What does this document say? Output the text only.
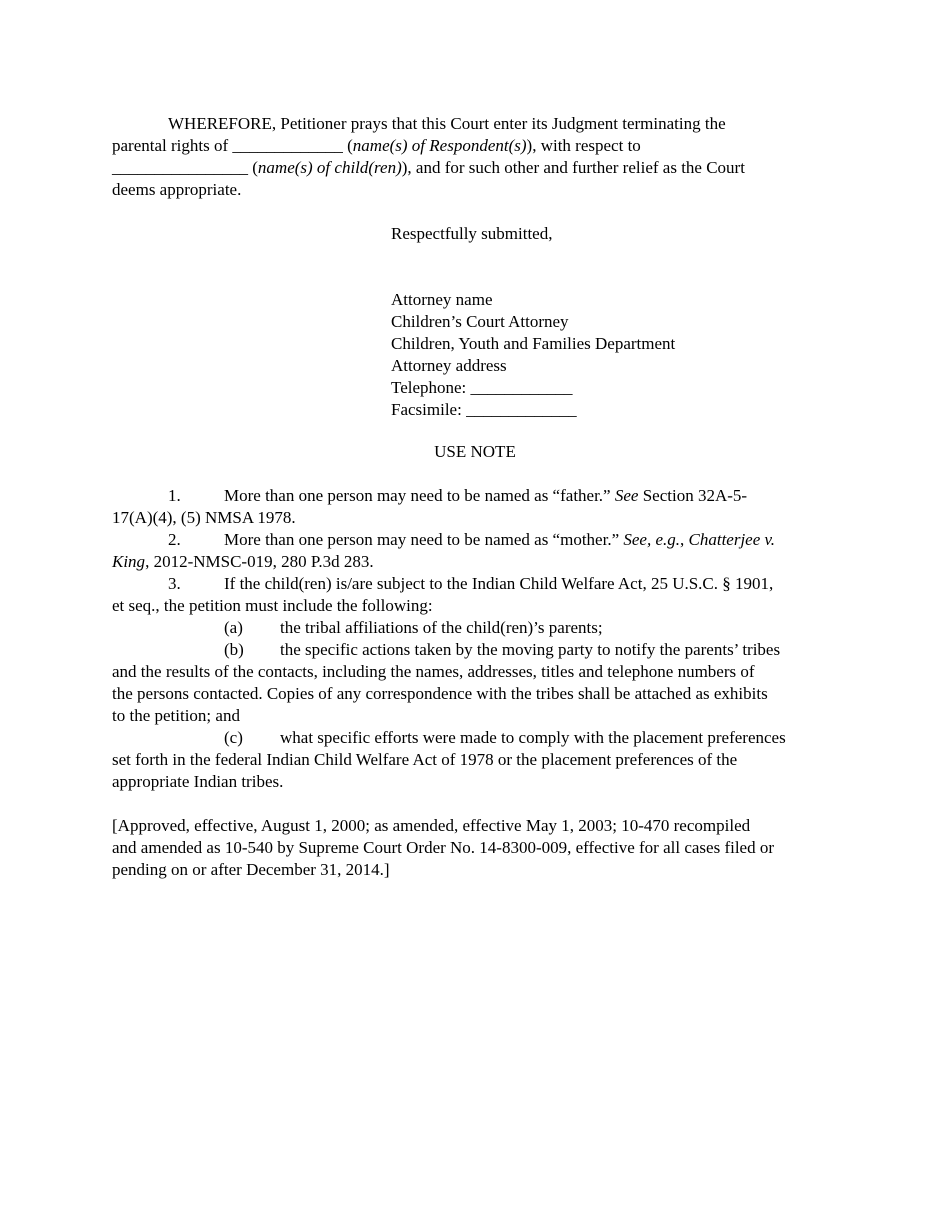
WHEREFORE, Petitioner prays that this Court enter its Judgment terminating the
parental rights of _____________ (name(s) of Respondent(s)), with respect to
________________ (name(s) of child(ren)), and for such other and further relief as the Court
deems appropriate.
Respectfully submitted,
Attorney name
Children’s Court Attorney
Children, Youth and Families Department
Attorney address
Telephone: ____________
Facsimile: _____________
USE NOTE
1.	More than one person may need to be named as “father.” See Section 32A-5-
17(A)(4), (5) NMSA 1978.
2.	More than one person may need to be named as “mother.” See, e.g., Chatterjee v.
King, 2012-NMSC-019, 280 P.3d 283.
3.	If the child(ren) is/are subject to the Indian Child Welfare Act, 25 U.S.C. § 1901,
et seq., the petition must include the following:
(a) the tribal affiliations of the child(ren)’s parents;
(b) the specific actions taken by the moving party to notify the parents’ tribes
and the results of the contacts, including the names, addresses, titles and telephone numbers of
the persons contacted. Copies of any correspondence with the tribes shall be attached as exhibits
to the petition; and
(c) what specific efforts were made to comply with the placement preferences
set forth in the federal Indian Child Welfare Act of 1978 or the placement preferences of the
appropriate Indian tribes.
[Approved, effective, August 1, 2000; as amended, effective May 1, 2003; 10-470 recompiled
and amended as 10-540 by Supreme Court Order No. 14-8300-009, effective for all cases filed or
pending on or after December 31, 2014.]
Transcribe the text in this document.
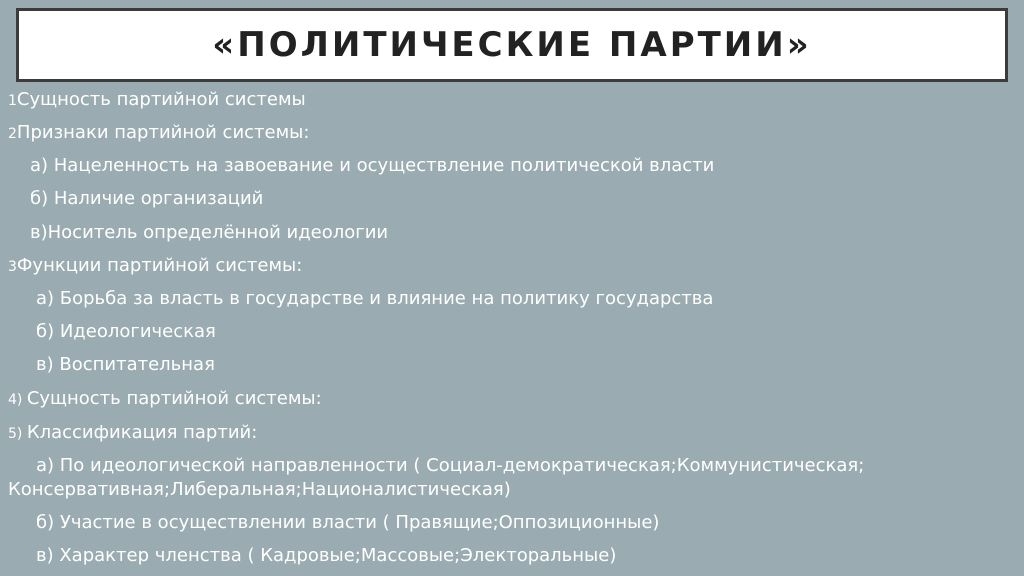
«ПОЛИТИЧЕСКИЕ ПАРТИИ»
1Сущность партийной системы
2Признаки партийной системы:
а) Нацеленность на завоевание и осуществление политической власти
б) Наличие организаций
в)Носитель определённой идеологии
3Функции партийной системы:
а) Борьба за власть в государстве и влияние на политику государства
б) Идеологическая
в) Воспитательная
4) Сущность партийной системы:
5) Классификация партий:
а) По идеологической направленности ( Социал-демократическая;Коммунистическая; Консервативная;Либеральная;Националистическая)
б) Участие в осуществлении власти ( Правящие;Оппозиционные)
в) Характер членства ( Кадровые;Массовые;Электоральные)
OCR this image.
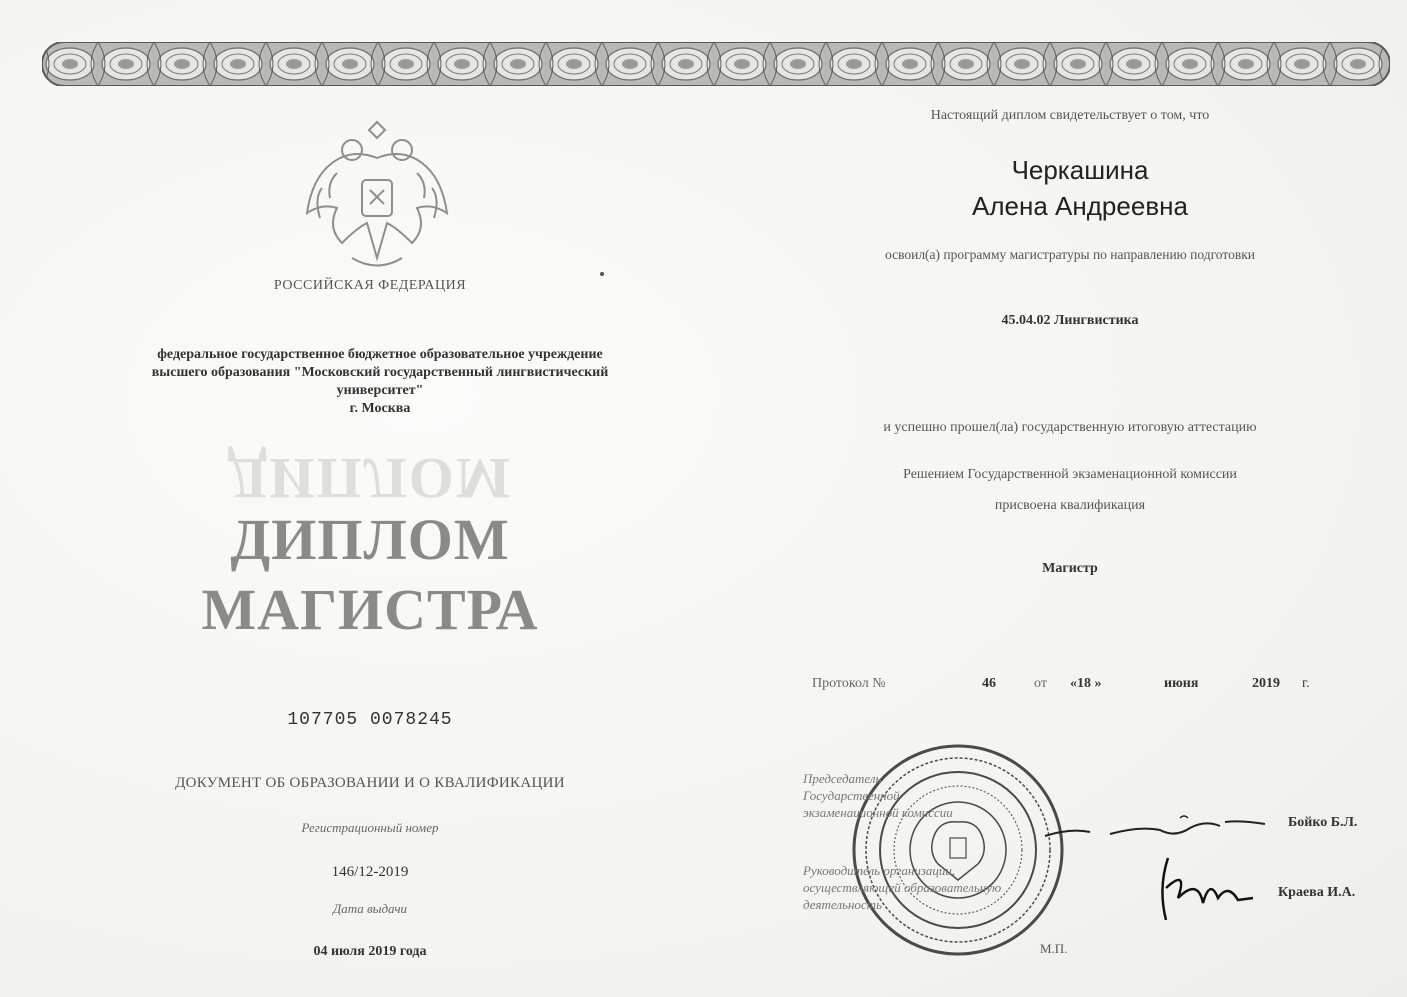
РОССИЙСКАЯ ФЕДЕРАЦИЯ
федеральное государственное бюджетное образовательное учреждение
высшего образования "Московский государственный лингвистический
университет"
г. Москва
ДИПЛОМ
ДИПЛОМ
МАГИСТРА
107705 0078245
ДОКУМЕНТ ОБ ОБРАЗОВАНИИ И О КВАЛИФИКАЦИИ
Регистрационный номер
146/12-2019
Дата выдачи
04 июля 2019 года
Настоящий диплом свидетельствует о том, что
Черкашина
Алена Андреевна
освоил(а) программу магистратуры по направлению подготовки
45.04.02 Лингвистика
и успешно прошел(ла) государственную итоговую аттестацию
Решением Государственной экзаменационной комиссии
присвоена квалификация
Магистр
Протокол №	46	от «18 »	июня	2019 г.
Председатель
Государственной
экзаменационной комиссии
Руководитель организации,
осуществляющей образовательную
деятельность
Бойко Б.Л.
Краева И.А.
М.П.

::::

WHAT NEEDS TO BE DONE -> Using the material above, set down every line exactly, but skip the pictures.

SOLUTION TO THE PROBLEM ->
What does this document say? Output the text only.
WHEREFORE, Petitioner prays that this Court enter its Judgment terminating the
parental rights of _____________ (name(s) of Respondent(s)), with respect to
________________ (name(s) of child(ren)), and for such other and further relief as the Court
deems appropriate.
Respectfully submitted,
Attorney name
Children’s Court Attorney
Children, Youth and Families Department
Attorney address
Telephone: ____________
Facsimile: _____________
USE NOTE
1.	More than one person may need to be named as “father.” See Section 32A-5-
17(A)(4), (5) NMSA 1978.
2.	More than one person may need to be named as “mother.” See, e.g., Chatterjee v.
King, 2012-NMSC-019, 280 P.3d 283.
3.	If the child(ren) is/are subject to the Indian Child Welfare Act, 25 U.S.C. § 1901,
et seq., the petition must include the following:
(a) the tribal affiliations of the child(ren)’s parents;
(b) the specific actions taken by the moving party to notify the parents’ tribes
and the results of the contacts, including the names, addresses, titles and telephone numbers of
the persons contacted. Copies of any correspondence with the tribes shall be attached as exhibits
to the petition; and
(c) what specific efforts were made to comply with the placement preferences
set forth in the federal Indian Child Welfare Act of 1978 or the placement preferences of the
appropriate Indian tribes.
[Approved, effective, August 1, 2000; as amended, effective May 1, 2003; 10-470 recompiled
and amended as 10-540 by Supreme Court Order No. 14-8300-009, effective for all cases filed or
pending on or after December 31, 2014.]
Transcribe the text in this document.
«ПОЛИТИЧЕСКИЕ ПАРТИИ»
1Сущность партийной системы
2Признаки партийной системы:
а) Нацеленность на завоевание и осуществление политической власти
б) Наличие организаций
в)Носитель определённой идеологии
3Функции партийной системы:
а) Борьба за власть в государстве и влияние на политику государства
б) Идеологическая
в) Воспитательная
4) Сущность партийной системы:
5) Классификация партий:
а) По идеологической направленности ( Социал-демократическая;Коммунистическая; Консервативная;Либеральная;Националистическая)
б) Участие в осуществлении власти ( Правящие;Оппозиционные)
в) Характер членства ( Кадровые;Массовые;Электоральные)
OCR this image.
РОССИЙСКАЯ ФЕДЕРАЦИЯ
федеральное государственное бюджетное образовательное учреждение
высшего образования "Московский государственный лингвистический
университет"
г. Москва
ДИПЛОМ
ДИПЛОМ
МАГИСТРА
107705 0078245
ДОКУМЕНТ ОБ ОБРАЗОВАНИИ И О КВАЛИФИКАЦИИ
Регистрационный номер
146/12-2019
Дата выдачи
04 июля 2019 года
Настоящий диплом свидетельствует о том, что
Черкашина
Алена Андреевна
освоил(а) программу магистратуры по направлению подготовки
45.04.02 Лингвистика
и успешно прошел(ла) государственную итоговую аттестацию
Решением Государственной экзаменационной комиссии
присвоена квалификация
Магистр
Протокол №	46	от «18 »	июня	2019 г.
Председатель
Государственной
экзаменационной комиссии
Руководитель организации,
осуществляющей образовательную
деятельность
Бойко Б.Л.
Краева И.А.
М.П.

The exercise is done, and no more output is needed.